- **EXERCISE PROMPT**
Would you transcribe all of the data exactly, down to the last character?

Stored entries
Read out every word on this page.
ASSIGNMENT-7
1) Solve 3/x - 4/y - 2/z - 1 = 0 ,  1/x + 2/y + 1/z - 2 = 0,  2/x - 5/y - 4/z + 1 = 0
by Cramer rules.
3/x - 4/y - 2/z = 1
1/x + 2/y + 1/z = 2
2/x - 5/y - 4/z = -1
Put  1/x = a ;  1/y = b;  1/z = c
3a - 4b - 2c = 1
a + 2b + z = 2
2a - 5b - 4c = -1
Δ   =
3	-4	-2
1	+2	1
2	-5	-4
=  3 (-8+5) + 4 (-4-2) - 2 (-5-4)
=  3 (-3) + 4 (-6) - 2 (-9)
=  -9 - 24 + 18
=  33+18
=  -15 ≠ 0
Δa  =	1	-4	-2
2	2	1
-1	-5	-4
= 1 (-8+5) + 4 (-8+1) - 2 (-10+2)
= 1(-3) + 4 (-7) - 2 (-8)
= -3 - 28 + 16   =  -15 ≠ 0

- **FULL OUTPUT**
Read out every word on this page.
ASSIGNMENT-7
1) Solve 3/x - 4/y - 2/z - 1 = 0 ,  1/x + 2/y + 1/z - 2 = 0,  2/x - 5/y - 4/z + 1 = 0
by Cramer rules.
3/x - 4/y - 2/z = 1
1/x + 2/y + 1/z = 2
2/x - 5/y - 4/z = -1
Put  1/x = a ;  1/y = b;  1/z = c
3a - 4b - 2c = 1
a + 2b + z = 2
2a - 5b - 4c = -1
Δ   =
3	-4	-2
1	+2	1
2	-5	-4
=  3 (-8+5) + 4 (-4-2) - 2 (-5-4)
=  3 (-3) + 4 (-6) - 2 (-9)
=  -9 - 24 + 18
=  33+18
=  -15 ≠ 0
Δa  =	1	-4	-2
2	2	1
-1	-5	-4
= 1 (-8+5) + 4 (-8+1) - 2 (-10+2)
= 1(-3) + 4 (-7) - 2 (-8)
= -3 - 28 + 16   =  -15 ≠ 0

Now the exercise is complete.